* Exercise prompt:
Which lines below hold the word "title"? Copy all of them.

|---|

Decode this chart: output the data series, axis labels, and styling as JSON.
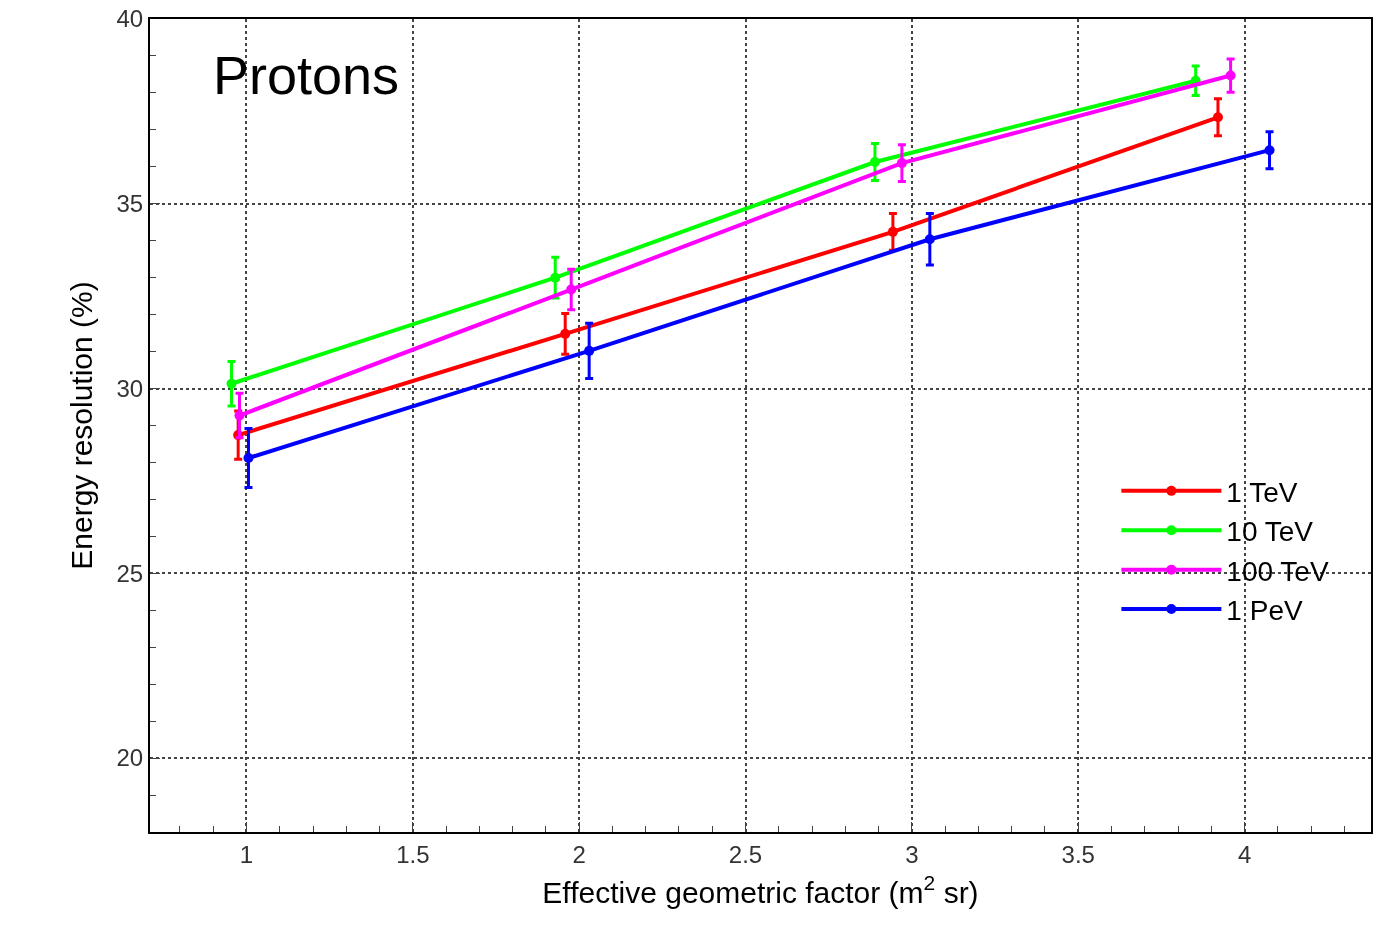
{
  "chart_data": {
    "type": "line",
    "title": "Protons",
    "xlabel": "Effective geometric factor (m$^{2}$ sr)",
    "ylabel": "Energy resolution (%)",
    "xlim": [
      0.71,
      4.38
    ],
    "xticks": [
      1,
      1.5,
      2,
      2.5,
      3,
      3.5,
      4
    ],
    "ylim": [
      18,
      40
    ],
    "yticks": [
      20,
      25,
      30,
      35,
      40
    ],
    "grid": true,
    "legend": "right",
    "marker": "circle",
    "line_style": "solid",
    "series": [
      {
        "name": "1 TeV",
        "color": "#ff0000",
        "x": [
          0.975,
          1.958,
          2.943,
          3.92
        ],
        "values": [
          28.74,
          31.48,
          34.24,
          37.34
        ],
        "errors": [
          0.65,
          0.55,
          0.5,
          0.5
        ]
      },
      {
        "name": "10 TeV",
        "color": "#00ff00",
        "x": [
          0.955,
          1.928,
          2.889,
          3.853
        ],
        "values": [
          30.13,
          33.0,
          36.13,
          38.33
        ],
        "errors": [
          0.6,
          0.55,
          0.5,
          0.4
        ]
      },
      {
        "name": "100 TeV",
        "color": "#ff00ff",
        "x": [
          0.979,
          1.976,
          2.97,
          3.958
        ],
        "values": [
          29.27,
          32.68,
          36.1,
          38.47
        ],
        "errors": [
          0.6,
          0.55,
          0.5,
          0.45
        ]
      },
      {
        "name": "1 PeV",
        "color": "#0000ff",
        "x": [
          1.006,
          2.03,
          3.054,
          4.075
        ],
        "values": [
          28.12,
          31.02,
          34.04,
          36.45
        ],
        "errors": [
          0.8,
          0.75,
          0.7,
          0.5
        ]
      }
    ]
  }
}
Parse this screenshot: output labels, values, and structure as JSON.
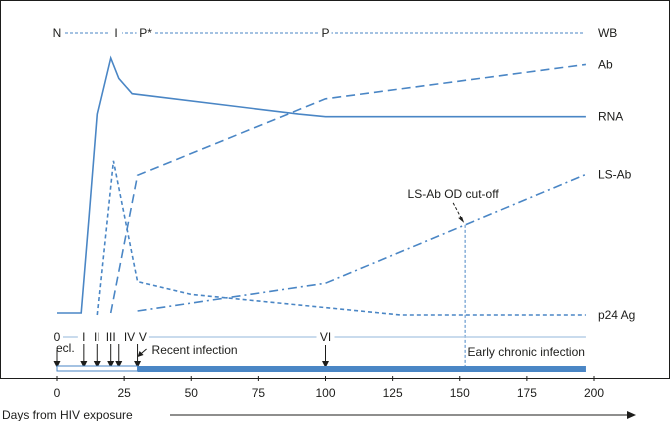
{
  "chart_data": {
    "type": "line",
    "title": "",
    "xlabel": "Days from HIV exposure",
    "ylabel": "",
    "xlim": [
      0,
      200
    ],
    "x_ticks": [
      0,
      25,
      50,
      75,
      100,
      125,
      150,
      175,
      200
    ],
    "colors": {
      "line": "#4a86c5",
      "text": "#1d1d1b"
    },
    "series": [
      {
        "name": "Ab",
        "style": "dashed",
        "points": [
          [
            20,
            0.0
          ],
          [
            30,
            0.54
          ],
          [
            100,
            0.84
          ],
          [
            197,
            0.975
          ]
        ]
      },
      {
        "name": "RNA",
        "style": "solid",
        "points": [
          [
            0,
            0.0
          ],
          [
            9,
            0.0
          ],
          [
            12,
            0.38
          ],
          [
            15,
            0.78
          ],
          [
            20,
            1.0
          ],
          [
            23,
            0.92
          ],
          [
            28,
            0.86
          ],
          [
            90,
            0.78
          ],
          [
            100,
            0.77
          ],
          [
            197,
            0.77
          ]
        ]
      },
      {
        "name": "LS-Ab",
        "style": "dash-dot",
        "points": [
          [
            30,
            0.0
          ],
          [
            100,
            0.11
          ],
          [
            197,
            0.54
          ]
        ]
      },
      {
        "name": "p24 Ag",
        "style": "short-dashed",
        "points": [
          [
            15,
            0.0
          ],
          [
            21,
            0.6
          ],
          [
            30,
            0.13
          ],
          [
            50,
            0.08
          ],
          [
            128,
            0.0
          ],
          [
            197,
            0.0
          ]
        ]
      }
    ],
    "cutoff": {
      "label": "LS-Ab OD cut-off",
      "x": 152
    },
    "wb_band": {
      "label": "WB",
      "markers": [
        {
          "label": "N",
          "x": 0
        },
        {
          "label": "I",
          "x": 22
        },
        {
          "label": "P*",
          "x": 33
        },
        {
          "label": "P",
          "x": 100
        }
      ]
    },
    "stages": {
      "labels": [
        {
          "label": "0",
          "x": 0
        },
        {
          "label": "I",
          "x": 10
        },
        {
          "label": "II",
          "x": 15
        },
        {
          "label": "III",
          "x": 20
        },
        {
          "label": "IV",
          "x": 27
        },
        {
          "label": "V",
          "x": 32
        },
        {
          "label": "VI",
          "x": 100
        }
      ],
      "arrows_at": [
        0,
        10,
        15,
        20,
        23,
        30,
        100
      ],
      "eclipse_label": "ecl.",
      "recent_label": "Recent infection",
      "chronic_label": "Early chronic infection",
      "recent_range": [
        0,
        30
      ],
      "chronic_range": [
        30,
        197
      ]
    }
  }
}
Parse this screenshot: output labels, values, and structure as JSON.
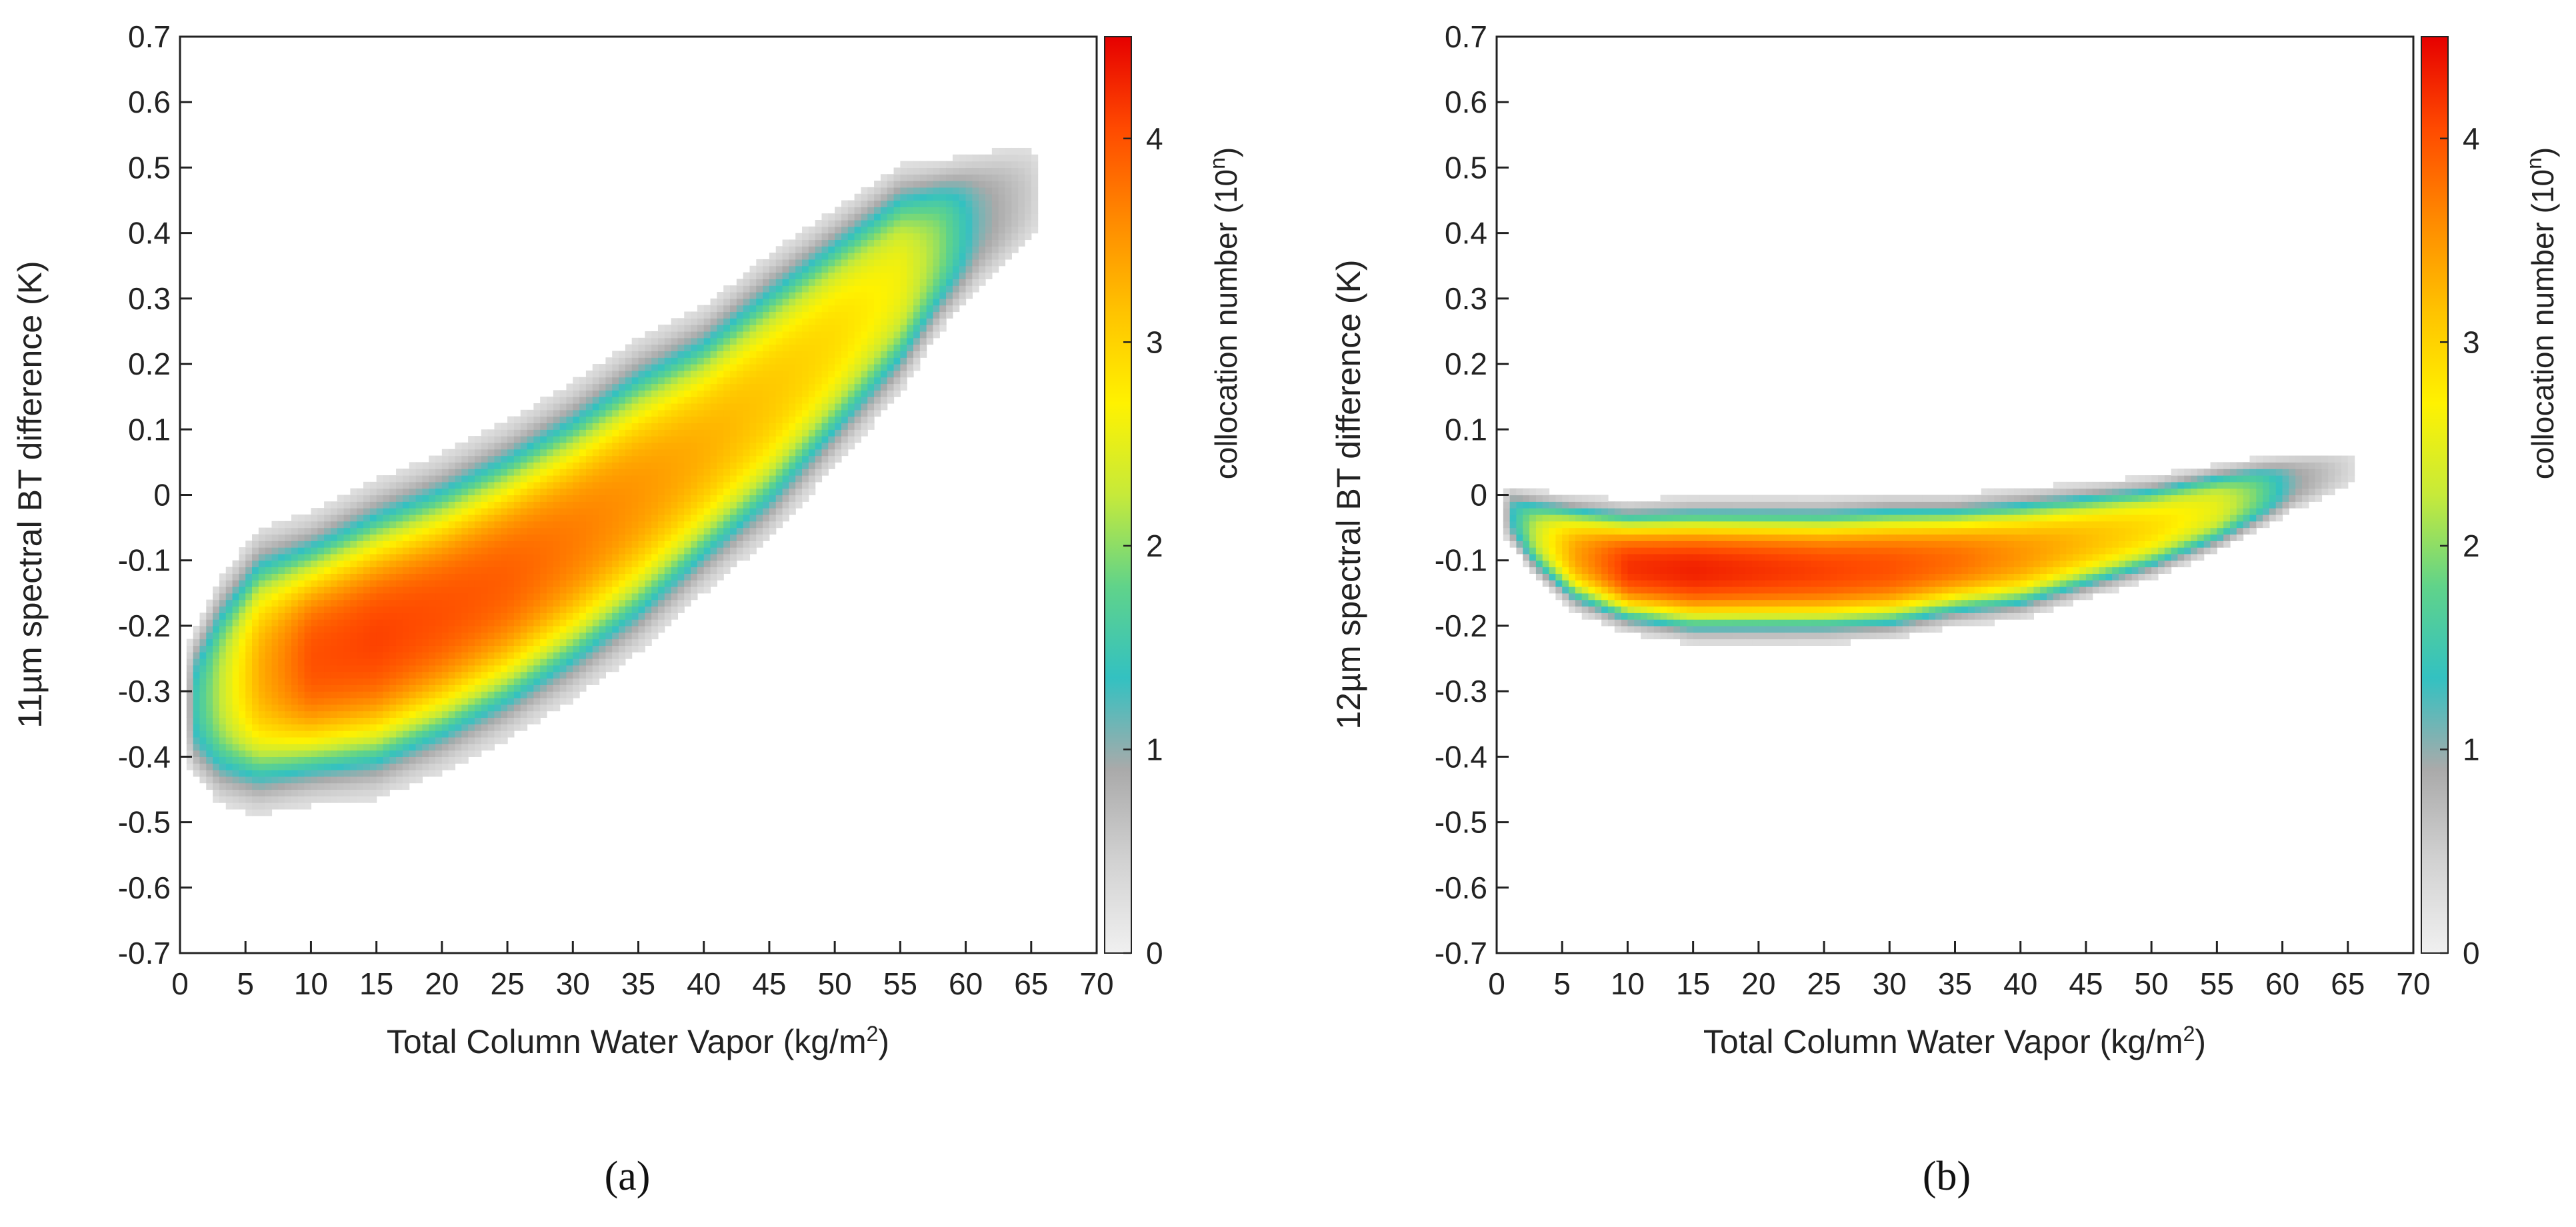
{
  "figure": {
    "captions": [
      "(a)",
      "(b)"
    ]
  },
  "colors": {
    "colormap": [
      "#f0f0f0",
      "#d2d2d2",
      "#aaaaaa",
      "#33c1c1",
      "#60d38a",
      "#c6ea3a",
      "#fff200",
      "#ffc300",
      "#ff8a00",
      "#ff4a00",
      "#e60000"
    ]
  },
  "chart_data": [
    {
      "type": "heatmap",
      "panel": "(a)",
      "xlabel": "Total Column Water Vapor (kg/m²)",
      "xlabel_main": "Total Column Water Vapor (kg/m",
      "xlabel_sup": "2",
      "xlabel_end": ")",
      "ylabel": "11µm spectral BT difference (K)",
      "xlim": [
        0,
        70
      ],
      "ylim": [
        -0.7,
        0.7
      ],
      "xticks": [
        "0",
        "5",
        "10",
        "15",
        "20",
        "25",
        "30",
        "35",
        "40",
        "45",
        "50",
        "55",
        "60",
        "65",
        "70"
      ],
      "yticks": [
        "0.7",
        "0.6",
        "0.5",
        "0.4",
        "0.3",
        "0.2",
        "0.1",
        "0",
        "-0.1",
        "-0.2",
        "-0.3",
        "-0.4",
        "-0.5",
        "-0.6",
        "-0.7"
      ],
      "colorbar": {
        "label_main": "collocation number (10",
        "label_sup": "n",
        "label_end": ")",
        "range": [
          0,
          4.5
        ],
        "ticks": [
          "0",
          "1",
          "2",
          "3",
          "4"
        ]
      },
      "density_ridge": [
        {
          "x": 1,
          "y": -0.32,
          "w": 0.06,
          "peak": 1.4
        },
        {
          "x": 3,
          "y": -0.3,
          "w": 0.09,
          "peak": 2.2
        },
        {
          "x": 6,
          "y": -0.27,
          "w": 0.11,
          "peak": 3.3
        },
        {
          "x": 10,
          "y": -0.25,
          "w": 0.11,
          "peak": 4.0
        },
        {
          "x": 15,
          "y": -0.22,
          "w": 0.12,
          "peak": 4.1
        },
        {
          "x": 20,
          "y": -0.18,
          "w": 0.12,
          "peak": 4.0
        },
        {
          "x": 25,
          "y": -0.13,
          "w": 0.12,
          "peak": 3.9
        },
        {
          "x": 30,
          "y": -0.07,
          "w": 0.12,
          "peak": 3.7
        },
        {
          "x": 35,
          "y": 0.0,
          "w": 0.12,
          "peak": 3.5
        },
        {
          "x": 40,
          "y": 0.07,
          "w": 0.11,
          "peak": 3.3
        },
        {
          "x": 45,
          "y": 0.15,
          "w": 0.11,
          "peak": 3.1
        },
        {
          "x": 50,
          "y": 0.24,
          "w": 0.1,
          "peak": 2.9
        },
        {
          "x": 55,
          "y": 0.33,
          "w": 0.09,
          "peak": 2.6
        },
        {
          "x": 58,
          "y": 0.38,
          "w": 0.07,
          "peak": 2.0
        },
        {
          "x": 61,
          "y": 0.42,
          "w": 0.06,
          "peak": 1.1
        },
        {
          "x": 65,
          "y": 0.46,
          "w": 0.05,
          "peak": 0.5
        }
      ]
    },
    {
      "type": "heatmap",
      "panel": "(b)",
      "xlabel": "Total Column Water Vapor (kg/m²)",
      "xlabel_main": "Total Column Water Vapor (kg/m",
      "xlabel_sup": "2",
      "xlabel_end": ")",
      "ylabel": "12µm spectral BT difference (K)",
      "xlim": [
        0,
        70
      ],
      "ylim": [
        -0.7,
        0.7
      ],
      "xticks": [
        "0",
        "5",
        "10",
        "15",
        "20",
        "25",
        "30",
        "35",
        "40",
        "45",
        "50",
        "55",
        "60",
        "65",
        "70"
      ],
      "yticks": [
        "0.7",
        "0.6",
        "0.5",
        "0.4",
        "0.3",
        "0.2",
        "0.1",
        "0",
        "-0.1",
        "-0.2",
        "-0.3",
        "-0.4",
        "-0.5",
        "-0.6",
        "-0.7"
      ],
      "colorbar": {
        "label_main": "collocation number (10",
        "label_sup": "n",
        "label_end": ")",
        "range": [
          0,
          4.5
        ],
        "ticks": [
          "0",
          "1",
          "2",
          "3",
          "4"
        ]
      },
      "density_ridge": [
        {
          "x": 1,
          "y": -0.03,
          "w": 0.025,
          "peak": 1.2
        },
        {
          "x": 3,
          "y": -0.06,
          "w": 0.035,
          "peak": 2.3
        },
        {
          "x": 6,
          "y": -0.09,
          "w": 0.045,
          "peak": 3.4
        },
        {
          "x": 10,
          "y": -0.11,
          "w": 0.05,
          "peak": 4.2
        },
        {
          "x": 15,
          "y": -0.115,
          "w": 0.055,
          "peak": 4.3
        },
        {
          "x": 20,
          "y": -0.115,
          "w": 0.055,
          "peak": 4.2
        },
        {
          "x": 25,
          "y": -0.115,
          "w": 0.055,
          "peak": 4.1
        },
        {
          "x": 30,
          "y": -0.11,
          "w": 0.055,
          "peak": 4.0
        },
        {
          "x": 35,
          "y": -0.1,
          "w": 0.05,
          "peak": 3.8
        },
        {
          "x": 40,
          "y": -0.09,
          "w": 0.05,
          "peak": 3.5
        },
        {
          "x": 45,
          "y": -0.07,
          "w": 0.045,
          "peak": 3.2
        },
        {
          "x": 50,
          "y": -0.05,
          "w": 0.04,
          "peak": 2.9
        },
        {
          "x": 55,
          "y": -0.02,
          "w": 0.035,
          "peak": 2.5
        },
        {
          "x": 58,
          "y": 0.0,
          "w": 0.03,
          "peak": 1.9
        },
        {
          "x": 61,
          "y": 0.02,
          "w": 0.025,
          "peak": 1.0
        },
        {
          "x": 65,
          "y": 0.04,
          "w": 0.02,
          "peak": 0.4
        }
      ]
    }
  ]
}
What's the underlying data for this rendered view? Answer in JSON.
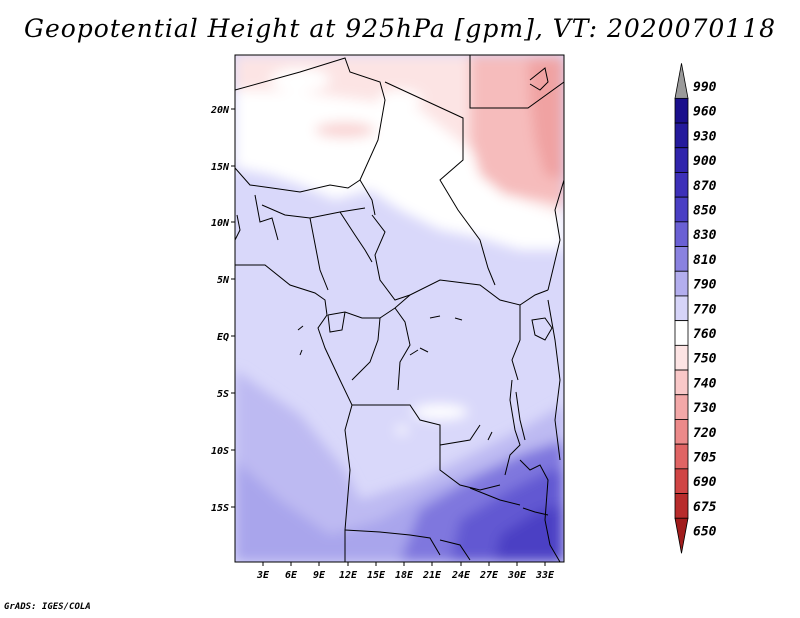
{
  "title": "Geopotential Height at 925hPa [gpm], VT: 2020070118",
  "footer": "GrADS: IGES/COLA",
  "lat_labels": [
    "20N",
    "15N",
    "10N",
    "5N",
    "EQ",
    "5S",
    "10S",
    "15S"
  ],
  "lon_labels": [
    "3E",
    "6E",
    "9E",
    "12E",
    "15E",
    "18E",
    "21E",
    "24E",
    "27E",
    "30E",
    "33E"
  ],
  "colorbar": {
    "levels": [
      "990",
      "960",
      "930",
      "900",
      "870",
      "850",
      "830",
      "810",
      "790",
      "770",
      "760",
      "750",
      "740",
      "730",
      "720",
      "705",
      "690",
      "675",
      "650"
    ],
    "colors": [
      "#9a9a9a",
      "#1a0f8c",
      "#241a9c",
      "#3024ac",
      "#3d30b9",
      "#4a3fc4",
      "#6a60d4",
      "#8a82e0",
      "#b3aeee",
      "#d6d4f8",
      "#ffffff",
      "#fde4e4",
      "#f9c8c8",
      "#f3a8a8",
      "#ec8a8a",
      "#e06464",
      "#d04545",
      "#b82c2c",
      "#a01c1c"
    ]
  }
}
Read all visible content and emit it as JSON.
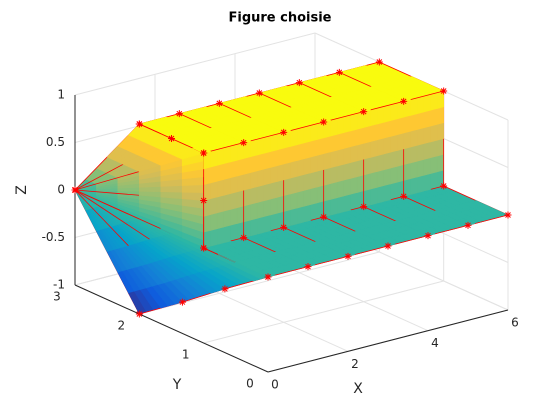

|---|

* Response below:
    "title": "Protons",
    "title": "",
  "title": "Geopotential Height at 925hPa [gpm], VT: 2020070118",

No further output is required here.